- **GIVEN EXERCISE**:
Render the lines of the data, starting with the first line and continuing through the line that contains "data-point <box>264 179 273 188</box>", as a numbered list, with both ends included and any blank lines omitted.

--- BEGIN DATASET ---

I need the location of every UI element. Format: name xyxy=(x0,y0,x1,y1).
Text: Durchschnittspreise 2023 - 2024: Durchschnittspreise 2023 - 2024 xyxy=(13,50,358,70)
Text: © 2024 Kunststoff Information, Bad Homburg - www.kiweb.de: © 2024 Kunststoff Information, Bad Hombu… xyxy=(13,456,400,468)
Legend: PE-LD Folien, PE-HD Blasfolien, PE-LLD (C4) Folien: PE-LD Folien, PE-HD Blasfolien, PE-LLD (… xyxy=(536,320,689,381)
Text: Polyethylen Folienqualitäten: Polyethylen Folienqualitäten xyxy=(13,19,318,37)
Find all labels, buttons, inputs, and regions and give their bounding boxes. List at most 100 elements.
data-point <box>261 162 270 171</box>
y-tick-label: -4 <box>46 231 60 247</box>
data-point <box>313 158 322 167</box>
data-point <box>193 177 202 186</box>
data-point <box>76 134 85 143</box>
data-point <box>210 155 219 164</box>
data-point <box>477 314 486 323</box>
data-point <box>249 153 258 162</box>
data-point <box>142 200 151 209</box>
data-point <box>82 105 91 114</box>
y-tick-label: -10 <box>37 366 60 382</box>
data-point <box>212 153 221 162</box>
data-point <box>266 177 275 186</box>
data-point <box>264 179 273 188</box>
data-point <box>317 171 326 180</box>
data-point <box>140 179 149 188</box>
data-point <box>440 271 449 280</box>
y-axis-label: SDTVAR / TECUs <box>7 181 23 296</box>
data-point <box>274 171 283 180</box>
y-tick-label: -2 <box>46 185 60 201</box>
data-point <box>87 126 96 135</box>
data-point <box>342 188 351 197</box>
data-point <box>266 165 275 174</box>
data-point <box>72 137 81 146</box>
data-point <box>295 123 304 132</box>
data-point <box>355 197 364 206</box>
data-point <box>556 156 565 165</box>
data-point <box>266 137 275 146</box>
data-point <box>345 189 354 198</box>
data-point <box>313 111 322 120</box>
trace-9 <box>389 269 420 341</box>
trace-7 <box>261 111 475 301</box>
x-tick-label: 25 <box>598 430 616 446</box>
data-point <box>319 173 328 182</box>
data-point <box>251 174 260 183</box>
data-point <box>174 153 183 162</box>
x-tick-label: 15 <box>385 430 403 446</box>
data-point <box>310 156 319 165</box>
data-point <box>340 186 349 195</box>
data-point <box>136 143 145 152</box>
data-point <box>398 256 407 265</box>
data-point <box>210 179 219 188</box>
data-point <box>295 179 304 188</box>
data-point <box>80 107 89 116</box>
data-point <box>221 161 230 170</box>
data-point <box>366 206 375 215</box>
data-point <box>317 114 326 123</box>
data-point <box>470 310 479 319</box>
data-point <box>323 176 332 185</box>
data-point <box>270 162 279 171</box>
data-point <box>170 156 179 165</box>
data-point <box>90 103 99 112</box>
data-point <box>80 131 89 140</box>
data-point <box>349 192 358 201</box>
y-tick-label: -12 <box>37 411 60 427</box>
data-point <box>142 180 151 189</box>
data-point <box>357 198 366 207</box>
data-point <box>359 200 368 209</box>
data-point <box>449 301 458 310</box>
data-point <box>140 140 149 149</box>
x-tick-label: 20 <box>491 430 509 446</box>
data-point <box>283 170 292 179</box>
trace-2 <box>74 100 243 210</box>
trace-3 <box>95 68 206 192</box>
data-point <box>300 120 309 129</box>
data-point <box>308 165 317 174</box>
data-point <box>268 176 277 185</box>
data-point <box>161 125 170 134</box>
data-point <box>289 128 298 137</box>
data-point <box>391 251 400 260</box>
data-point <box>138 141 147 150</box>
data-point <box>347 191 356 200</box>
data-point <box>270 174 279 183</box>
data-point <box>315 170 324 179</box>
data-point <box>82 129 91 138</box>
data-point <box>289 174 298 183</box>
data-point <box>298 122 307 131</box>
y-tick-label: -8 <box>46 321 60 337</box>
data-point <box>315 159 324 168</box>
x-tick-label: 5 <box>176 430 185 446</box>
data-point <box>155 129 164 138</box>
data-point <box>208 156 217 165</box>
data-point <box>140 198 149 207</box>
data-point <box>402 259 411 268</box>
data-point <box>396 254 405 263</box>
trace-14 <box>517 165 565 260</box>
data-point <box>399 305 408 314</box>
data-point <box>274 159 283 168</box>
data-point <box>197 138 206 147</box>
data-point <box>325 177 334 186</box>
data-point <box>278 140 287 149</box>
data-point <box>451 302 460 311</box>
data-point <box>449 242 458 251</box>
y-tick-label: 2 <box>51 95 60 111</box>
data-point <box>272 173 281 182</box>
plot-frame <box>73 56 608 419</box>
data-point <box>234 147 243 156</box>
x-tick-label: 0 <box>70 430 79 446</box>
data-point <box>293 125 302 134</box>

--- END DATASET ---

- **EXERCISE RESULT**:
1. I need the location of every UI element. Format: name xyxy=(x0,y0,x1,y1).
2. Text: Durchschnittspreise 2023 - 2024: Durchschnittspreise 2023 - 2024 xyxy=(13,50,358,70)
3. Text: © 2024 Kunststoff Information, Bad Homburg - www.kiweb.de: © 2024 Kunststoff Information, Bad Hombu… xyxy=(13,456,400,468)
4. Legend: PE-LD Folien, PE-HD Blasfolien, PE-LLD (C4) Folien: PE-LD Folien, PE-HD Blasfolien, PE-LLD (… xyxy=(536,320,689,381)
5. Text: Polyethylen Folienqualitäten: Polyethylen Folienqualitäten xyxy=(13,19,318,37)
6. Find all labels, buttons, inputs, and regions and give their bounding boxes. List at most 100 elements.
7. data-point <box>261 162 270 171</box>
8. y-tick-label: -4 <box>46 231 60 247</box>
9. data-point <box>313 158 322 167</box>
10. data-point <box>193 177 202 186</box>
11. data-point <box>76 134 85 143</box>
12. data-point <box>210 155 219 164</box>
13. data-point <box>477 314 486 323</box>
14. data-point <box>249 153 258 162</box>
15. data-point <box>142 200 151 209</box>
16. data-point <box>82 105 91 114</box>
17. y-tick-label: -10 <box>37 366 60 382</box>
18. data-point <box>212 153 221 162</box>
19. data-point <box>266 177 275 186</box>
20. data-point <box>264 179 273 188</box>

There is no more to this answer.